**Your goal**.
Please repeat all the entries. Nothing may differ.

**Data supplied**.
------------------------------------------------

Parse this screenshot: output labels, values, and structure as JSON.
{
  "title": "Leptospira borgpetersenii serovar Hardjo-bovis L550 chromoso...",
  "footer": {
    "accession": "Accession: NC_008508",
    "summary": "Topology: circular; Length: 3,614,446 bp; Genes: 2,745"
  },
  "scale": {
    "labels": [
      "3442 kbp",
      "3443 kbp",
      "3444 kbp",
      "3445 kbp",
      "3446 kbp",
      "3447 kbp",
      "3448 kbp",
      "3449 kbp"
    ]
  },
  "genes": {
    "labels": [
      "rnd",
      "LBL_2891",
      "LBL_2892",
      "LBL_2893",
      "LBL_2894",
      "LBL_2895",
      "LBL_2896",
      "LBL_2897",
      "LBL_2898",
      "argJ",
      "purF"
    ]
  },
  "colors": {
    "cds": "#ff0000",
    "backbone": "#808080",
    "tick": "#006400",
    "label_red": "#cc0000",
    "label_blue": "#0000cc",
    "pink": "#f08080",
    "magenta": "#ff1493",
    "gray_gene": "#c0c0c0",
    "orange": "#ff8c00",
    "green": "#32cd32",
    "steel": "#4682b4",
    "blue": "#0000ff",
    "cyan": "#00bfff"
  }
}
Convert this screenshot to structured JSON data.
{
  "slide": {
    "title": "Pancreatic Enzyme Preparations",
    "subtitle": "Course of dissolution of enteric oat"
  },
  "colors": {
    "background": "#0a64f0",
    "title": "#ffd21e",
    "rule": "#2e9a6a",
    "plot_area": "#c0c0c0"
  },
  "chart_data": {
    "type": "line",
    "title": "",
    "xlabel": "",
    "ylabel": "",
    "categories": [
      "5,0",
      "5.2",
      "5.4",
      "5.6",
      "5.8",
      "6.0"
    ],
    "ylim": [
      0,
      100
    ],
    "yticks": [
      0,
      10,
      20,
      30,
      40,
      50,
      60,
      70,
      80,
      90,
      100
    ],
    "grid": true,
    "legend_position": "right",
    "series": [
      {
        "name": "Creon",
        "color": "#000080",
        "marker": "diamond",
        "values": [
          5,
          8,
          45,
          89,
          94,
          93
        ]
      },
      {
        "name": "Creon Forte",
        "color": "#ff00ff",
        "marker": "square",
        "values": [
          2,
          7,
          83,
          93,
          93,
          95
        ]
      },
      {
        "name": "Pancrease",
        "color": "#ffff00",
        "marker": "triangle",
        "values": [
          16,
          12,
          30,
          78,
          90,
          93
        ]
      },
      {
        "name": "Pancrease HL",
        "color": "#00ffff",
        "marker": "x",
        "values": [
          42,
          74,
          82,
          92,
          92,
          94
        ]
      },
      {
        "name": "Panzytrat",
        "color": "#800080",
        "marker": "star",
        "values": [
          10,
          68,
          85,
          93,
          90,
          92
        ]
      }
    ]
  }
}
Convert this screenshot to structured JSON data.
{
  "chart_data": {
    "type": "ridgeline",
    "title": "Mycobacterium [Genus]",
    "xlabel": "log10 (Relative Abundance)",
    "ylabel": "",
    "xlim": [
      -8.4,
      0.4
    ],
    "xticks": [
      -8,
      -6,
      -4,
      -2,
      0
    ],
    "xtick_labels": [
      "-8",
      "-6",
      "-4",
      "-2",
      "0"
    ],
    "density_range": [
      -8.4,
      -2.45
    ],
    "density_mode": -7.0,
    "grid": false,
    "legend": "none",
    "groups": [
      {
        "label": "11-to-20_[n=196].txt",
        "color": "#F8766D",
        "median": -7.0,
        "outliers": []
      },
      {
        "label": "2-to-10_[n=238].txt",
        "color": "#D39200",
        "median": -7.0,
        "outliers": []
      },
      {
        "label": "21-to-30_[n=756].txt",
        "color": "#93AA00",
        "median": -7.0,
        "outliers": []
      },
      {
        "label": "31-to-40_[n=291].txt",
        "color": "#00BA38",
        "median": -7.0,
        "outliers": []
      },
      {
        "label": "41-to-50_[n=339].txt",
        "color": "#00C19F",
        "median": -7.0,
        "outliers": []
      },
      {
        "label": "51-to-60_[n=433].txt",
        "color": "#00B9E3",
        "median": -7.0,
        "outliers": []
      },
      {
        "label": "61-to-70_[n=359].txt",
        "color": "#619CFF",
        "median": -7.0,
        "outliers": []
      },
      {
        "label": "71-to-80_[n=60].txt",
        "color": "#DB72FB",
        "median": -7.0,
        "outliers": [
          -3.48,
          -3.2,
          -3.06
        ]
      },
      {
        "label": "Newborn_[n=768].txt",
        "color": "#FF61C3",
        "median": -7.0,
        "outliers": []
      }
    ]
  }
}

------------------------------------------------

**Answer to this task**.
Parse this screenshot: output labels, values, and structure as JSON.
{
  "title": "Leptospira borgpetersenii serovar Hardjo-bovis L550 chromoso...",
  "footer": {
    "accession": "Accession: NC_008508",
    "summary": "Topology: circular; Length: 3,614,446 bp; Genes: 2,745"
  },
  "scale": {
    "labels": [
      "3442 kbp",
      "3443 kbp",
      "3444 kbp",
      "3445 kbp",
      "3446 kbp",
      "3447 kbp",
      "3448 kbp",
      "3449 kbp"
    ]
  },
  "genes": {
    "labels": [
      "rnd",
      "LBL_2891",
      "LBL_2892",
      "LBL_2893",
      "LBL_2894",
      "LBL_2895",
      "LBL_2896",
      "LBL_2897",
      "LBL_2898",
      "argJ",
      "purF"
    ]
  },
  "colors": {
    "cds": "#ff0000",
    "backbone": "#808080",
    "tick": "#006400",
    "label_red": "#cc0000",
    "label_blue": "#0000cc",
    "pink": "#f08080",
    "magenta": "#ff1493",
    "gray_gene": "#c0c0c0",
    "orange": "#ff8c00",
    "green": "#32cd32",
    "steel": "#4682b4",
    "blue": "#0000ff",
    "cyan": "#00bfff"
  }
}
Convert this screenshot to structured JSON data.
{
  "slide": {
    "title": "Pancreatic Enzyme Preparations",
    "subtitle": "Course of dissolution of enteric oat"
  },
  "colors": {
    "background": "#0a64f0",
    "title": "#ffd21e",
    "rule": "#2e9a6a",
    "plot_area": "#c0c0c0"
  },
  "chart_data": {
    "type": "line",
    "title": "",
    "xlabel": "",
    "ylabel": "",
    "categories": [
      "5,0",
      "5.2",
      "5.4",
      "5.6",
      "5.8",
      "6.0"
    ],
    "ylim": [
      0,
      100
    ],
    "yticks": [
      0,
      10,
      20,
      30,
      40,
      50,
      60,
      70,
      80,
      90,
      100
    ],
    "grid": true,
    "legend_position": "right",
    "series": [
      {
        "name": "Creon",
        "color": "#000080",
        "marker": "diamond",
        "values": [
          5,
          8,
          45,
          89,
          94,
          93
        ]
      },
      {
        "name": "Creon Forte",
        "color": "#ff00ff",
        "marker": "square",
        "values": [
          2,
          7,
          83,
          93,
          93,
          95
        ]
      },
      {
        "name": "Pancrease",
        "color": "#ffff00",
        "marker": "triangle",
        "values": [
          16,
          12,
          30,
          78,
          90,
          93
        ]
      },
      {
        "name": "Pancrease HL",
        "color": "#00ffff",
        "marker": "x",
        "values": [
          42,
          74,
          82,
          92,
          92,
          94
        ]
      },
      {
        "name": "Panzytrat",
        "color": "#800080",
        "marker": "star",
        "values": [
          10,
          68,
          85,
          93,
          90,
          92
        ]
      }
    ]
  }
}
Convert this screenshot to structured JSON data.
{
  "chart_data": {
    "type": "ridgeline",
    "title": "Mycobacterium [Genus]",
    "xlabel": "log10 (Relative Abundance)",
    "ylabel": "",
    "xlim": [
      -8.4,
      0.4
    ],
    "xticks": [
      -8,
      -6,
      -4,
      -2,
      0
    ],
    "xtick_labels": [
      "-8",
      "-6",
      "-4",
      "-2",
      "0"
    ],
    "density_range": [
      -8.4,
      -2.45
    ],
    "density_mode": -7.0,
    "grid": false,
    "legend": "none",
    "groups": [
      {
        "label": "11-to-20_[n=196].txt",
        "color": "#F8766D",
        "median": -7.0,
        "outliers": []
      },
      {
        "label": "2-to-10_[n=238].txt",
        "color": "#D39200",
        "median": -7.0,
        "outliers": []
      },
      {
        "label": "21-to-30_[n=756].txt",
        "color": "#93AA00",
        "median": -7.0,
        "outliers": []
      },
      {
        "label": "31-to-40_[n=291].txt",
        "color": "#00BA38",
        "median": -7.0,
        "outliers": []
      },
      {
        "label": "41-to-50_[n=339].txt",
        "color": "#00C19F",
        "median": -7.0,
        "outliers": []
      },
      {
        "label": "51-to-60_[n=433].txt",
        "color": "#00B9E3",
        "median": -7.0,
        "outliers": []
      },
      {
        "label": "61-to-70_[n=359].txt",
        "color": "#619CFF",
        "median": -7.0,
        "outliers": []
      },
      {
        "label": "71-to-80_[n=60].txt",
        "color": "#DB72FB",
        "median": -7.0,
        "outliers": [
          -3.48,
          -3.2,
          -3.06
        ]
      },
      {
        "label": "Newborn_[n=768].txt",
        "color": "#FF61C3",
        "median": -7.0,
        "outliers": []
      }
    ]
  }
}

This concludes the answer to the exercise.